• _TASK STATEMENT_
Look through the records below and collect all lines that hold the string "口服补液盐".
[[ DATA TO EXAMINE, beginning ]]
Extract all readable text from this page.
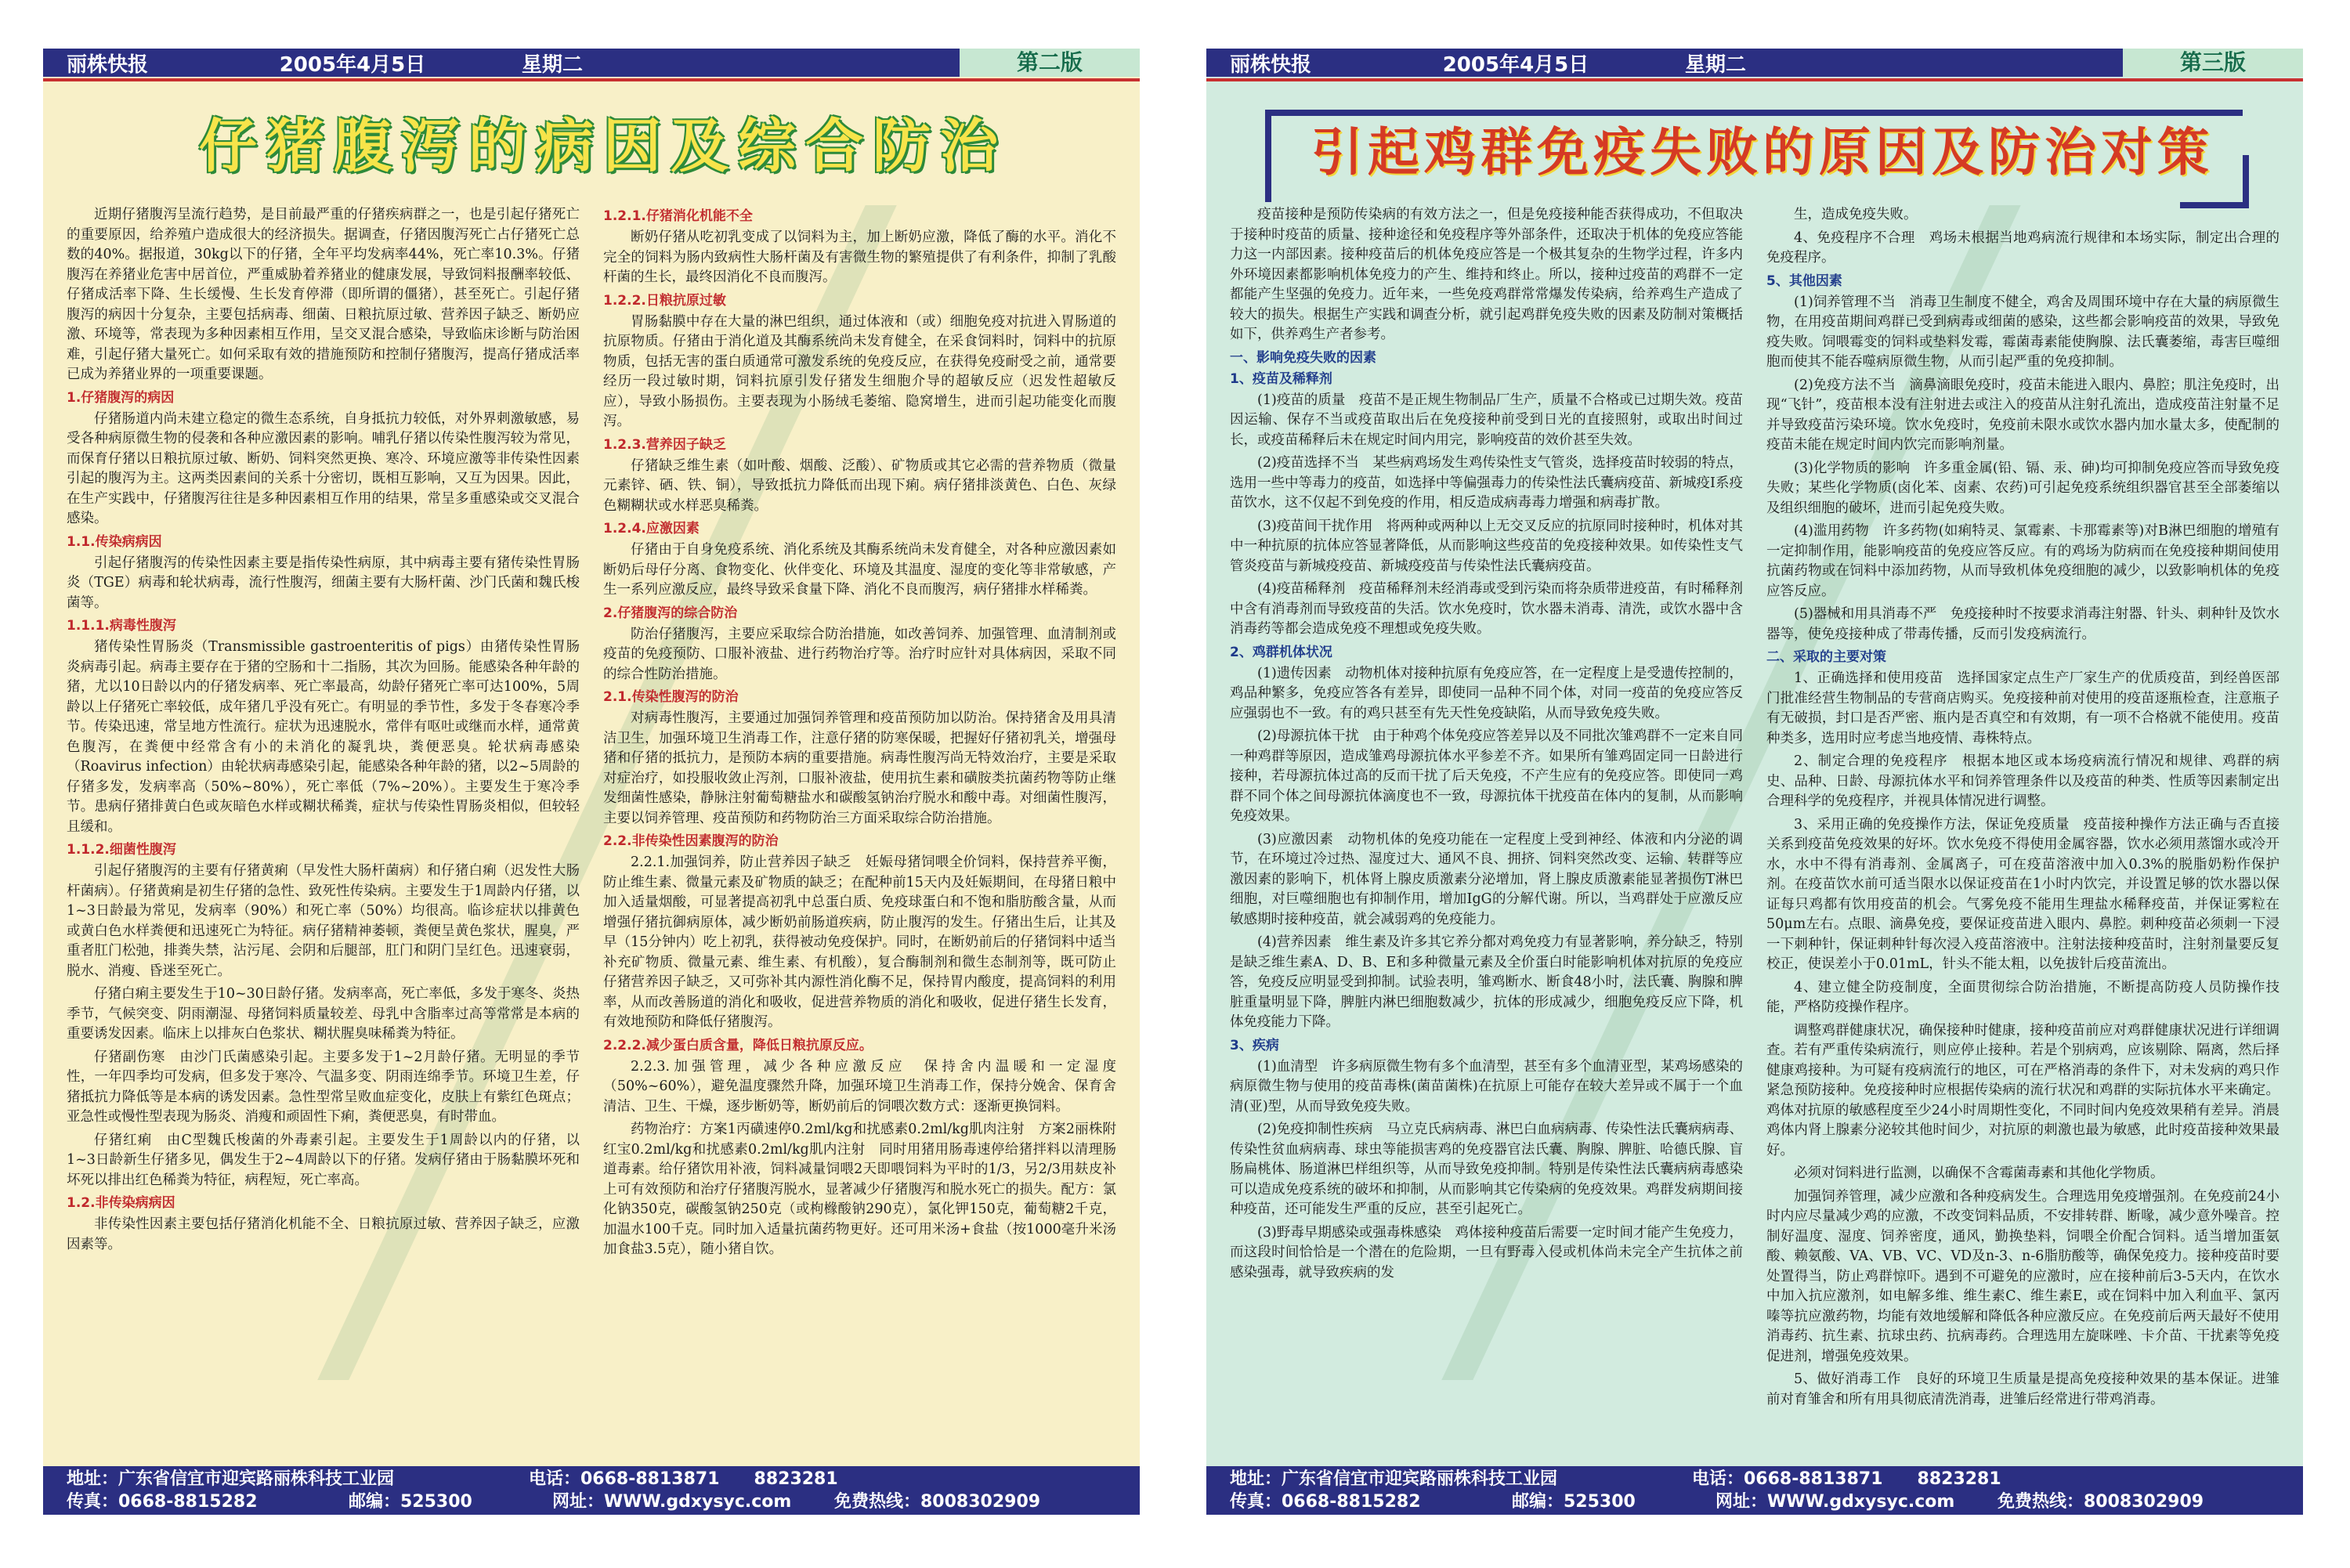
丽株快报	2005年4月5日	星期二	第二版
仔猪腹泻的病因及综合防治

近期仔猪腹泻呈流行趋势，是目前最严重的仔猪疾病群之一，也是引起仔猪死亡的重要原因，给养殖户造成很大的经济损失。据调查，仔猪因腹泻死亡占仔猪死亡总数的40%。据报道，30kg以下的仔猪，全年平均发病率44%，死亡率10.3%。仔猪腹泻在养猪业危害中居首位，严重威胁着养猪业的健康发展，导致饲料报酬率较低、仔猪成活率下降、生长缓慢、生长发育停滞（即所谓的僵猪），甚至死亡。引起仔猪腹泻的病因十分复杂，主要包括病毒、细菌、日粮抗原过敏、营养因子缺乏、断奶应激、环境等，常表现为多种因素相互作用，呈交叉混合感染，导致临床诊断与防治困难，引起仔猪大量死亡。如何采取有效的措施预防和控制仔猪腹泻，提高仔猪成活率已成为养猪业界的一项重要课题。

1.仔猪腹泻的病因

仔猪肠道内尚未建立稳定的微生态系统，自身抵抗力较低，对外界刺激敏感，易受各种病原微生物的侵袭和各种应激因素的影响。哺乳仔猪以传染性腹泻较为常见，而保育仔猪以日粮抗原过敏、断奶、饲料突然更换、寒冷、环境应激等非传染性因素引起的腹泻为主。这两类因素间的关系十分密切，既相互影响，又互为因果。因此，在生产实践中，仔猪腹泻往往是多种因素相互作用的结果，常呈多重感染或交叉混合感染。

1.1.传染病病因

引起仔猪腹泻的传染性因素主要是指传染性病原，其中病毒主要有猪传染性胃肠炎（TGE）病毒和轮状病毒，流行性腹泻，细菌主要有大肠杆菌、沙门氏菌和魏氏梭菌等。

1.1.1.病毒性腹泻

猪传染性胃肠炎（Transmissible gastroenteritis of pigs）由猪传染性胃肠炎病毒引起。病毒主要存在于猪的空肠和十二指肠，其次为回肠。能感染各种年龄的猪，尤以10日龄以内的仔猪发病率、死亡率最高，幼龄仔猪死亡率可达100%，5周龄以上仔猪死亡率较低，成年猪几乎没有死亡。有明显的季节性，多发于冬春寒冷季节。传染迅速，常呈地方性流行。症状为迅速脱水，常伴有呕吐或继而水样，通常黄色腹泻，在粪便中经常含有小的未消化的凝乳块，粪便恶臭。轮状病毒感染（Roavirus infection）由轮状病毒感染引起，能感染各种年龄的猪，以2~5周龄的仔猪多发，发病率高（50%~80%），死亡率低（7%~20%）。主要发生于寒冷季节。患病仔猪排黄白色或灰暗色水样或糊状稀粪，症状与传染性胃肠炎相似，但较轻且缓和。

1.1.2.细菌性腹泻

引起仔猪腹泻的主要有仔猪黄痢（早发性大肠杆菌病）和仔猪白痢（迟发性大肠杆菌病）。仔猪黄痢是初生仔猪的急性、致死性传染病。主要发生于1周龄内仔猪，以1~3日龄最为常见，发病率（90%）和死亡率（50%）均很高。临诊症状以排黄色或黄白色水样粪便和迅速死亡为特征。病仔猪精神萎顿，粪便呈黄色浆状，腥臭，严重者肛门松弛，排粪失禁，沾污尾、会阴和后腿部，肛门和阴门呈红色。迅速衰弱，脱水、消瘦、昏迷至死亡。

仔猪白痢主要发生于10~30日龄仔猪。发病率高，死亡率低，多发于寒冬、炎热季节，气候突变、阴雨潮湿、母猪饲料质量较差、母乳中含脂率过高等常常是本病的重要诱发因素。临床上以排灰白色浆状、糊状腥臭味稀粪为特征。

仔猪副伤寒　由沙门氏菌感染引起。主要多发于1~2月龄仔猪。无明显的季节性，一年四季均可发病，但多发于寒冷、气温多变、阴雨连绵季节。环境卫生差，仔猪抵抗力降低等是本病的诱发因素。急性型常呈败血症变化，皮肤上有紫红色斑点；亚急性或慢性型表现为肠炎、消瘦和顽固性下痢，粪便恶臭，有时带血。

仔猪红痢　由C型魏氏梭菌的外毒素引起。主要发生于1周龄以内的仔猪，以1~3日龄新生仔猪多见，偶发生于2~4周龄以下的仔猪。发病仔猪由于肠黏膜坏死和坏死以排出红色稀粪为特征，病程短，死亡率高。

1.2.非传染病病因

非传染性因素主要包括仔猪消化机能不全、日粮抗原过敏、营养因子缺乏，应激因素等。

1.2.1.仔猪消化机能不全

断奶仔猪从吃初乳变成了以饲料为主，加上断奶应激，降低了酶的水平。消化不完全的饲料为肠内致病性大肠杆菌及有害微生物的繁殖提供了有利条件，抑制了乳酸杆菌的生长，最终因消化不良而腹泻。

1.2.2.日粮抗原过敏

胃肠黏膜中存在大量的淋巴组织，通过体液和（或）细胞免疫对抗进入胃肠道的抗原物质。仔猪由于消化道及其酶系统尚未发育健全，在采食饲料时，饲料中的抗原物质，包括无害的蛋白质通常可激发系统的免疫反应，在获得免疫耐受之前，通常要经历一段过敏时期，饲料抗原引发仔猪发生细胞介导的超敏反应（迟发性超敏反应），导致小肠损伤。主要表现为小肠绒毛萎缩、隐窝增生，进而引起功能变化而腹泻。

1.2.3.营养因子缺乏

仔猪缺乏维生素（如叶酸、烟酸、泛酸）、矿物质或其它必需的营养物质（微量元素锌、硒、铁、铜），导致抵抗力降低而出现下痢。病仔猪排淡黄色、白色、灰绿色糊糊状或水样恶臭稀粪。

1.2.4.应激因素

仔猪由于自身免疫系统、消化系统及其酶系统尚未发育健全，对各种应激因素如断奶后母仔分离、食物变化、伙伴变化、环境及其温度、湿度的变化等非常敏感，产生一系列应激反应，最终导致采食量下降、消化不良而腹泻，病仔猪排水样稀粪。

2.仔猪腹泻的综合防治

防治仔猪腹泻，主要应采取综合防治措施，如改善饲养、加强管理、血清制剂或疫苗的免疫预防、口服补液盐、进行药物治疗等。治疗时应针对具体病因，采取不同的综合性防治措施。

2.1.传染性腹泻的防治

对病毒性腹泻，主要通过加强饲养管理和疫苗预防加以防治。保持猪舍及用具清洁卫生，加强环境卫生消毒工作，注意仔猪的防寒保暖，把握好仔猪初乳关，增强母猪和仔猪的抵抗力，是预防本病的重要措施。病毒性腹泻尚无特效治疗，主要是采取对症治疗，如投服收敛止泻剂，口服补液盐，使用抗生素和磺胺类抗菌药物等防止继发细菌性感染，静脉注射葡萄糖盐水和碳酸氢钠治疗脱水和酸中毒。对细菌性腹泻，主要以饲养管理、疫苗预防和药物防治三方面采取综合防治措施。

2.2.非传染性因素腹泻的防治

2.2.1.加强饲养，防止营养因子缺乏　妊娠母猪饲喂全价饲料，保持营养平衡，防止维生素、微量元素及矿物质的缺乏；在配种前15天内及妊娠期间，在母猪日粮中加入适量烟酸，可显著提高初乳中总蛋白质、免疫球蛋白和不饱和脂肪酸含量，从而增强仔猪抗御病原体，减少断奶前肠道疾病，防止腹泻的发生。仔猪出生后，让其及早（15分钟内）吃上初乳，获得被动免疫保护。同时，在断奶前后的仔猪饲料中适当补充矿物质、微量元素、维生素、有机酸），复合酶制剂和微生态制剂等，既可防止仔猪营养因子缺乏，又可弥补其内源性消化酶不足，保持胃内酸度，提高饲料的利用率，从而改善肠道的消化和吸收，促进营养物质的消化和吸收，促进仔猪生长发育，有效地预防和降低仔猪腹泻。

2.2.2.减少蛋白质含量，降低日粮抗原反应。

2.2.3.加强管理，减少各种应激反应　保持舍内温暖和一定湿度（50%~60%），避免温度骤然升降，加强环境卫生消毒工作，保持分娩舍、保育舍清洁、卫生、干燥，逐步断奶等，断奶前后的饲喂次数方式：逐渐更换饲料。

药物治疗：方案1丙磺速停0.2ml/kg和扰感素0.2ml/kg肌肉注射　方案2丽株附红宝0.2ml/kg和扰感素0.2ml/kg肌内注射　同时用猪用肠毒速停给猪拌料以清理肠道毒素。给仔猪饮用补液，饲料减量饲喂2天即喂饲料为平时的1/3，另2/3用麸皮补上可有效预防和治疗仔猪腹泻脱水，显著减少仔猪腹泻和脱水死亡的损失。配方：氯化钠350克，碳酸氢钠250克（或枸橼酸钠290克），氯化钾150克，葡萄糖2千克，加温水100千克。同时加入适量抗菌药物更好。还可用米汤+食盐（按1000毫升米汤加食盐3.5克），随小猪自饮。

地址：广东省信宜市迎宾路丽株科技工业园	电话：0668-8813871　　8823281
传真：0668-8815282	邮编：525300	网址：WWW.gdxysyc.com	免费热线：8008302909
丽株快报	2005年4月5日	星期二	第三版
引起鸡群免疫失败的原因及防治对策

疫苗接种是预防传染病的有效方法之一，但是免疫接种能否获得成功，不但取决于接种时疫苗的质量、接种途径和免疫程序等外部条件，还取决于机体的免疫应答能力这一内部因素。接种疫苗后的机体免疫应答是一个极其复杂的生物学过程，许多内外环境因素都影响机体免疫力的产生、维持和终止。所以，接种过疫苗的鸡群不一定都能产生坚强的免疫力。近年来，一些免疫鸡群常常爆发传染病，给养鸡生产造成了较大的损失。根据生产实践和调查分析，就引起鸡群免疫失败的因素及防制对策概括如下，供养鸡生产者参考。

一、影响免疫失败的因素
1、疫苗及稀释剂

(1)疫苗的质量　疫苗不是正规生物制品厂生产，质量不合格或已过期失效。疫苗因运输、保存不当或疫苗取出后在免疫接种前受到日光的直接照射，或取出时间过长，或疫苗稀释后未在规定时间内用完，影响疫苗的效价甚至失效。

(2)疫苗选择不当　某些病鸡场发生鸡传染性支气管炎，选择疫苗时较弱的特点，选用一些中等毒力的疫苗，如选择中等偏强毒力的传染性法氏囊病疫苗、新城疫Ⅰ系疫苗饮水，这不仅起不到免疫的作用，相反造成病毒毒力增强和病毒扩散。

(3)疫苗间干扰作用　将两种或两种以上无交叉反应的抗原同时接种时，机体对其中一种抗原的抗体应答显著降低，从而影响这些疫苗的免疫接种效果。如传染性支气管炎疫苗与新城疫疫苗、新城疫疫苗与传染性法氏囊病疫苗。

(4)疫苗稀释剂　疫苗稀释剂未经消毒或受到污染而将杂质带进疫苗，有时稀释剂中含有消毒剂而导致疫苗的失活。饮水免疫时，饮水器未消毒、清洗，或饮水器中含消毒药等都会造成免疫不理想或免疫失败。

2、鸡群机体状况

(1)遗传因素　动物机体对接种抗原有免疫应答，在一定程度上是受遗传控制的，鸡品种繁多，免疫应答各有差异，即使同一品种不同个体，对同一疫苗的免疫应答反应强弱也不一致。有的鸡只甚至有先天性免疫缺陷，从而导致免疫失败。

(2)母源抗体干扰　由于种鸡个体免疫应答差异以及不同批次雏鸡群不一定来自同一种鸡群等原因，造成雏鸡母源抗体水平参差不齐。如果所有雏鸡固定同一日龄进行接种，若母源抗体过高的反而干扰了后天免疫，不产生应有的免疫应答。即使同一鸡群不同个体之间母源抗体滴度也不一致，母源抗体干扰疫苗在体内的复制，从而影响免疫效果。

(3)应激因素　动物机体的免疫功能在一定程度上受到神经、体液和内分泌的调节，在环境过冷过热、湿度过大、通风不良、拥挤、饲料突然改变、运输、转群等应激因素的影响下，机体肾上腺皮质激素分泌增加，肾上腺皮质激素能显著损伤T淋巴细胞，对巨噬细胞也有抑制作用，增加IgG的分解代谢。所以，当鸡群处于应激反应敏感期时接种疫苗，就会减弱鸡的免疫能力。

(4)营养因素　维生素及许多其它养分都对鸡免疫力有显著影响，养分缺乏，特别是缺乏维生素A、D、B、E和多种微量元素及全价蛋白时能影响机体对抗原的免疫应答，免疫反应明显受到抑制。试验表明，雏鸡断水、断食48小时，法氏囊、胸腺和脾脏重量明显下降，脾脏内淋巴细胞数减少，抗体的形成减少，细胞免疫反应下降，机体免疫能力下降。

3、疾病

(1)血清型　许多病原微生物有多个血清型，甚至有多个血清亚型，某鸡场感染的病原微生物与使用的疫苗毒株(菌苗菌株)在抗原上可能存在较大差异或不属于一个血清(亚)型，从而导致免疫失败。

(2)免疫抑制性疾病　马立克氏病病毒、淋巴白血病病毒、传染性法氏囊病病毒、传染性贫血病病毒、球虫等能损害鸡的免疫器官法氏囊、胸腺、脾脏、哈德氏腺、盲肠扁桃体、肠道淋巴样组织等，从而导致免疫抑制。特别是传染性法氏囊病病毒感染可以造成免疫系统的破坏和抑制，从而影响其它传染病的免疫效果。鸡群发病期间接种疫苗，还可能发生严重的反应，甚至引起死亡。

(3)野毒早期感染或强毒株感染　鸡体接种疫苗后需要一定时间才能产生免疫力，而这段时间恰恰是一个潜在的危险期，一旦有野毒入侵或机体尚未完全产生抗体之前感染强毒，就导致疾病的发

生，造成免疫失败。

4、免疫程序不合理　鸡场未根据当地鸡病流行规律和本场实际，制定出合理的免疫程序。

5、其他因素

(1)饲养管理不当　消毒卫生制度不健全，鸡舍及周围环境中存在大量的病原微生物，在用疫苗期间鸡群已受到病毒或细菌的感染，这些都会影响疫苗的效果，导致免疫失败。饲喂霉变的饲料或垫料发霉，霉菌毒素能使胸腺、法氏囊萎缩，毒害巨噬细胞而使其不能吞噬病原微生物，从而引起严重的免疫抑制。

(2)免疫方法不当　滴鼻滴眼免疫时，疫苗未能进入眼内、鼻腔；肌注免疫时，出现“飞针”，疫苗根本没有注射进去或注入的疫苗从注射孔流出，造成疫苗注射量不足并导致疫苗污染环境。饮水免疫时，免疫前未限水或饮水器内加水量太多，使配制的疫苗未能在规定时间内饮完而影响剂量。

(3)化学物质的影响　许多重金属(铅、镉、汞、砷)均可抑制免疫应答而导致免疫失败；某些化学物质(卤化苯、卤素、农药)可引起免疫系统组织器官甚至全部萎缩以及组织细胞的破坏，进而引起免疫失败。

(4)滥用药物　许多药物(如痢特灵、氯霉素、卡那霉素等)对B淋巴细胞的增殖有一定抑制作用，能影响疫苗的免疫应答反应。有的鸡场为防病而在免疫接种期间使用抗菌药物或在饲料中添加药物，从而导致机体免疫细胞的减少，以致影响机体的免疫应答反应。

(5)器械和用具消毒不严　免疫接种时不按要求消毒注射器、针头、刺种针及饮水器等，使免疫接种成了带毒传播，反而引发疫病流行。

二、采取的主要对策

1、正确选择和使用疫苗　选择国家定点生产厂家生产的优质疫苗，到经兽医部门批准经营生物制品的专营商店购买。免疫接种前对使用的疫苗逐瓶检查，注意瓶子有无破损，封口是否严密、瓶内是否真空和有效期，有一项不合格就不能使用。疫苗种类多，选用时应考虑当地疫情、毒株特点。

2、制定合理的免疫程序　根据本地区或本场疫病流行情况和规律、鸡群的病史、品种、日龄、母源抗体水平和饲养管理条件以及疫苗的种类、性质等因素制定出合理科学的免疫程序，并视具体情况进行调整。

3、采用正确的免疫操作方法，保证免疫质量　疫苗接种操作方法正确与否直接关系到疫苗免疫效果的好坏。饮水免疫不得使用金属容器，饮水必须用蒸馏水或冷开水，水中不得有消毒剂、金属离子，可在疫苗溶液中加入0.3%的脱脂奶粉作保护剂。在疫苗饮水前可适当限水以保证疫苗在1小时内饮完，并设置足够的饮水器以保证每只鸡都有饮用疫苗的机会。气雾免疫不能用生理盐水稀释疫苗，并保证雾粒在50μm左右。点眼、滴鼻免疫，要保证疫苗进入眼内、鼻腔。刺种疫苗必须刺一下浸一下刺种针，保证刺种针每次浸入疫苗溶液中。注射法接种疫苗时，注射剂量要反复校正，使误差小于0.01mL，针头不能太粗，以免拔针后疫苗流出。

4、建立健全防疫制度，全面贯彻综合防治措施，不断提高防疫人员防操作技能，严格防疫操作程序。

调整鸡群健康状况，确保接种时健康，接种疫苗前应对鸡群健康状况进行详细调查。若有严重传染病流行，则应停止接种。若是个别病鸡，应该剔除、隔离，然后择健康鸡接种。为可疑有疫病流行的地区，可在严格消毒的条件下，对未发病的鸡只作紧急预防接种。免疫接种时应根据传染病的流行状况和鸡群的实际抗体水平来确定。鸡体对抗原的敏感程度至少24小时周期性变化，不同时间内免疫效果稍有差异。消晨鸡体内肾上腺素分泌较其他时间少，对抗原的刺激也最为敏感，此时疫苗接种效果最好。

必须对饲料进行监测，以确保不含霉菌毒素和其他化学物质。

加强饲养管理，减少应激和各种疫病发生。合理选用免疫增强剂。在免疫前24小时内应尽量减少鸡的应激，不改变饲料品质，不安排转群、断喙，减少意外噪音。控制好温度、湿度、饲养密度，通风，勤换垫料，饲喂全价配合饲料。适当增加蛋氨酸、赖氨酸、VA、VB、VC、VD及n-3、n-6脂肪酸等，确保免疫力。接种疫苗时要处置得当，防止鸡群惊吓。遇到不可避免的应激时，应在接种前后3-5天内，在饮水中加入抗应激剂，如电解多维、维生素C、维生素E，或在饲料中加入利血平、氯丙嗪等抗应激药物，均能有效地缓解和降低各种应激反应。在免疫前后两天最好不使用消毒药、抗生素、抗球虫药、抗病毒药。合理选用左旋咪唑、卡介苗、干扰素等免疫促进剂，增强免疫效果。

5、做好消毒工作　良好的环境卫生质量是提高免疫接种效果的基本保证。进雏前对育雏舍和所有用具彻底清洗消毒，进雏后经常进行带鸡消毒。

地址：广东省信宜市迎宾路丽株科技工业园	电话：0668-8813871　　8823281
传真：0668-8815282	邮编：525300	网址：WWW.gdxysyc.com	免费热线：8008302909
[[ DATA TO EXAMINE, end ]]
• _TASK OUTPUT_
防治仔猪腹泻，主要应采取综合防治措施，如改善饲养、加强管理、血清制剂或疫苗的免疫预防、口服补液盐、进行药物治疗等。治疗时应针对具体病因，采取不同的综合性防治措施。
对病毒性腹泻，主要通过加强饲养管理和疫苗预防加以防治。保持猪舍及用具清洁卫生，加强环境卫生消毒工作，注意仔猪的防寒保暖，把握好仔猪初乳关，增强母猪和仔猪的抵抗力，是预防本病的重要措施。病毒性腹泻尚无特效治疗，主要是采取对症治疗，如投服收敛止泻剂，口服补液盐，使用抗生素和磺胺类抗菌药物等防止继发细菌性感染，静脉注射葡萄糖盐水和碳酸氢钠治疗脱水和酸中毒。对细菌性腹泻，主要以饲养管理、疫苗预防和药物防治三方面采取综合防治措施。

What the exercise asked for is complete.